_Lesetext:_
★ ★ ★
An einer Medienkonferenz des Kantons Neuenburg wurde bekannt gegeben, dass die Fundstücke in einem hervorragenden Zustand sind. Der Reichtum und die Vielfalt der archäologischen Entdeckungen machen diesen Fund zu einem international bedeutsamen Ereignis.
Als einzigartige Zeugnisse aus der Römerzeit dokumentieren diese Objekte den Einsatz eines kombinierten Transportnetzwerks, das Land- und Wasserwege verband. Die Ladung wurde durch Luftaufnahmen entdeckt, die im November 2024 vom Amt für Archäologie des Kantons Neuenburg (OARC) zur Überwachung der Seegrundfläche und unterseeischen Kulturgüter angefertigt wurden.
Die Ausgrabungen werden von OARC geleitet, in Zusammenarbeit mit der Stiftung Octopus und dem Archäologischen Dienst des Kantons Freiburg. Die Funde ermöglichen Einblicke in Handelsnetzwerke, technisches Know-how, Keramikwerkstätten sowie die Vermarktung von Manufakturwaren.
★ ★ ★
_Zu erledigende Aufgaben:_
1: Fasse den Text über den römischen Fund in zwei Sätzen zusammen.
2: Welche Institutionen sind laut dem Text über den römischen Fund an den Ausgrabungen beteiligt? Nenne alle.
3: Führe den Text über den römischen Fund weiter und setze direkt nach seinem letzten Satz ein.

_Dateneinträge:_
★ ★ ★
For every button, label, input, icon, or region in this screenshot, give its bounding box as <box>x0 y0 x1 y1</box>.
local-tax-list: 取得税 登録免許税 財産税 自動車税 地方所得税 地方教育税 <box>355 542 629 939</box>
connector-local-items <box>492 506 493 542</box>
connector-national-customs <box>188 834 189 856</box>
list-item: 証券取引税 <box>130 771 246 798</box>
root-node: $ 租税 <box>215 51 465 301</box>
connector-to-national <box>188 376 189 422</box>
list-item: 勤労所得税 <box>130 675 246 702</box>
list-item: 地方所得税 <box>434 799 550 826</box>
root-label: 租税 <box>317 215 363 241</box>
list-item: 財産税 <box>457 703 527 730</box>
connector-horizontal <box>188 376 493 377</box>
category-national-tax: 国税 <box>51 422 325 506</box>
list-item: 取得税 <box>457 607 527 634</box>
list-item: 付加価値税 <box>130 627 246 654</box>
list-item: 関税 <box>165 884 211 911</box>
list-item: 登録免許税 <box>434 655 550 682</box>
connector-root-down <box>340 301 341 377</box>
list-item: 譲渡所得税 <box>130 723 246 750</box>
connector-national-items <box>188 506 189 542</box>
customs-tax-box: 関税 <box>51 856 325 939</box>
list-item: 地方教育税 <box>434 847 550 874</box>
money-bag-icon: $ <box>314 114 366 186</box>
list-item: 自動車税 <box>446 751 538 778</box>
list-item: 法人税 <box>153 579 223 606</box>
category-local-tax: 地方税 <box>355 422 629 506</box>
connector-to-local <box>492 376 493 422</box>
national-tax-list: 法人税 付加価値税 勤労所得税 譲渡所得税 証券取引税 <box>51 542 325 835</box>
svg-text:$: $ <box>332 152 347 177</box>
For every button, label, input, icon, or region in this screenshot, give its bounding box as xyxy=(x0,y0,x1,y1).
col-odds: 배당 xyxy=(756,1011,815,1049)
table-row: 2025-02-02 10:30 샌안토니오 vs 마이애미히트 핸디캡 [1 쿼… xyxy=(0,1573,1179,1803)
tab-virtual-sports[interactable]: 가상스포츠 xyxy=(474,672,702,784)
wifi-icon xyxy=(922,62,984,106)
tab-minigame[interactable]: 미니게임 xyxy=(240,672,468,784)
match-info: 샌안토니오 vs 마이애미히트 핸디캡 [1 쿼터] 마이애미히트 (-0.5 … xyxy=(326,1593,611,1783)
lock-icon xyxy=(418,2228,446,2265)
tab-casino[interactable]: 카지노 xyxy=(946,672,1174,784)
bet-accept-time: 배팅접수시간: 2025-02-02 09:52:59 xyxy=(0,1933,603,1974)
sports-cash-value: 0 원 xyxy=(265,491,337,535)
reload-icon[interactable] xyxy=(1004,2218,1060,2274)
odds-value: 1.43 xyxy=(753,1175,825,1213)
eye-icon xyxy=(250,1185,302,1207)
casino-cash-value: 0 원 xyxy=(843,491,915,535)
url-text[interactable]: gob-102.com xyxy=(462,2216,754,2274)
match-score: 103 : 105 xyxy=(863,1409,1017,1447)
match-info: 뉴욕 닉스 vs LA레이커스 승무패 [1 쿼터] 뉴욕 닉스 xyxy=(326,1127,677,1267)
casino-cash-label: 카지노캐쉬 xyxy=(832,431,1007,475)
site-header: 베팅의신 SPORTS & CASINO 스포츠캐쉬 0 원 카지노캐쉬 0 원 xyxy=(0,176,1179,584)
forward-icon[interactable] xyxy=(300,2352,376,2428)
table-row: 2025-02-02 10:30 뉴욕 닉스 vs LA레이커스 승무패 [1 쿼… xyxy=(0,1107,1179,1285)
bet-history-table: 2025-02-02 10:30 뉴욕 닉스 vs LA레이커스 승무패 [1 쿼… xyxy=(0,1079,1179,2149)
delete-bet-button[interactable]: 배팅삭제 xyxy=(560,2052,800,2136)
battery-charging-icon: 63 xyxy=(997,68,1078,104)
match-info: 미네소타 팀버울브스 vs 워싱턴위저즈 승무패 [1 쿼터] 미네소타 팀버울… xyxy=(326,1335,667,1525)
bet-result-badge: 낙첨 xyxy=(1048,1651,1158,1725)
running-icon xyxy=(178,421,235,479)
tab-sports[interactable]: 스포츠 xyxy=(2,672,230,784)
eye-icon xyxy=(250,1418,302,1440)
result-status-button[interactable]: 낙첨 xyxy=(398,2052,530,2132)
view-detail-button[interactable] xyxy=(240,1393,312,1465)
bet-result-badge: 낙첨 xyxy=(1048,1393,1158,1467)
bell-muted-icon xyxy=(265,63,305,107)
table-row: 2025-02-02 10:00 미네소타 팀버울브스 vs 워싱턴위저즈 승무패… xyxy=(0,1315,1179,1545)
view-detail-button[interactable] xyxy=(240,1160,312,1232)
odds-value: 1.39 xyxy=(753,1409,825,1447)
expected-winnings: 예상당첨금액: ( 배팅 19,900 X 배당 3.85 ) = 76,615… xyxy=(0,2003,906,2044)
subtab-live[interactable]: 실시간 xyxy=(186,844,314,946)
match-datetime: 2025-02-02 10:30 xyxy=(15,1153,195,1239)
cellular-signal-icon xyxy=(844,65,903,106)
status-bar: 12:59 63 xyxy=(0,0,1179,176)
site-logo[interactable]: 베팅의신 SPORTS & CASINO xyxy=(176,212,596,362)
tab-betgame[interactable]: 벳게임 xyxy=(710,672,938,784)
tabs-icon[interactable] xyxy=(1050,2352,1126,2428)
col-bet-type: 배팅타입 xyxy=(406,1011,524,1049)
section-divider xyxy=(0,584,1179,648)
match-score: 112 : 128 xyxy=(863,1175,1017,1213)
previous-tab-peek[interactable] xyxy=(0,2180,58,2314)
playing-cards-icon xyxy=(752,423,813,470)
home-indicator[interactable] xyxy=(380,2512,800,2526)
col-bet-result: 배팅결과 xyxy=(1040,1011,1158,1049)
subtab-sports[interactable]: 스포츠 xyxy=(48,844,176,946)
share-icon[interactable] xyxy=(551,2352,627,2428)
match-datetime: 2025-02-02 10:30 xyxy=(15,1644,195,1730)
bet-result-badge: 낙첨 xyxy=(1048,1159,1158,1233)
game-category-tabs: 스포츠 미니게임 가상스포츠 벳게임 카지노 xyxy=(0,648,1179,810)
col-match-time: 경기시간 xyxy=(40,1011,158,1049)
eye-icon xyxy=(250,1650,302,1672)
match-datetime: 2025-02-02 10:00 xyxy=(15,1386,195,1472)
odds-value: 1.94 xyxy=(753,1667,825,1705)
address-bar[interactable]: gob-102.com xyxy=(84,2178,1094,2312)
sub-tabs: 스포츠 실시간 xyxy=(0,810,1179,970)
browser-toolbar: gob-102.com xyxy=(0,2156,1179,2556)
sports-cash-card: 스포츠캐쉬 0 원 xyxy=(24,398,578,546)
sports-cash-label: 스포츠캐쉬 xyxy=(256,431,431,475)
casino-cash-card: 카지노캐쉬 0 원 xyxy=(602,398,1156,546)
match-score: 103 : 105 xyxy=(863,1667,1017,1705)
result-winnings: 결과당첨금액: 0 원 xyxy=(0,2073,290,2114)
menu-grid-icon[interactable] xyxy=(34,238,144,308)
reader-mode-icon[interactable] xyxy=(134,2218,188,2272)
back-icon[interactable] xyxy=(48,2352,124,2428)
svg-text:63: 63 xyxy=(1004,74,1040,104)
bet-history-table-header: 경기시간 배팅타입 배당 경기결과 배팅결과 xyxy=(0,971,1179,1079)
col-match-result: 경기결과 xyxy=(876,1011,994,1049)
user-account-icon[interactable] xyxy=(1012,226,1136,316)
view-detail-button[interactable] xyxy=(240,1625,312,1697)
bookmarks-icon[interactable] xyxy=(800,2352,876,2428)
★ ★ ★
_Antworten:_
1: Der Kanton Neuenburg gab bekannt, dass die hervorragend erhaltenen römischen Fundstücke einen international bedeutsamen Fund bilden und ein kombiniertes Transportnetzwerk aus Land- und Wasserwegen belegen. Entdeckt wurde die Ladung auf Luftaufnahmen, die das Amt für Archäologie des Kantons Neuenburg (OARC) im November 2024 angefertigt hatte, und die Funde geben Einblick in Handelsnetzwerke, technisches Know-how, Keramikwerkstätten und die Vermarktung von Manufakturwaren.

2:
- Amt für Archäologie des Kantons Neuenburg (OARC)
- Stiftung Octopus
- Archäologischer Dienst des Kantons Freiburg

3:
Experten schätzen, dass die Ladung im ersten Jahrhundert nach Christi Geburt verloren ging. Das Vorhandensein von Waffen wie Schwertern lässt darauf schließen, dass das gesunkene Schiff ein ziviles Handelsschiff war, das möglicherweise von einer militärischen Eskorte begleitet wurde.
Die Untersuchungsergebnisse werden im Archäologie-Museum Laténium in Hauterive NE am Neuenburgersee präsentiert. Vor der Präsentation müssen die einzelnen Objekte jedoch aufgenommen und konservatorisch-restauratorisch behandelt werden.
Trotz des guten Erhaltungszustands sind die Fundstücke Gefahren wie Erosion, Freizeitbooten oder Vandalismus ausgesetzt. Die empfindlichsten Objekte wurden bereits geborgen.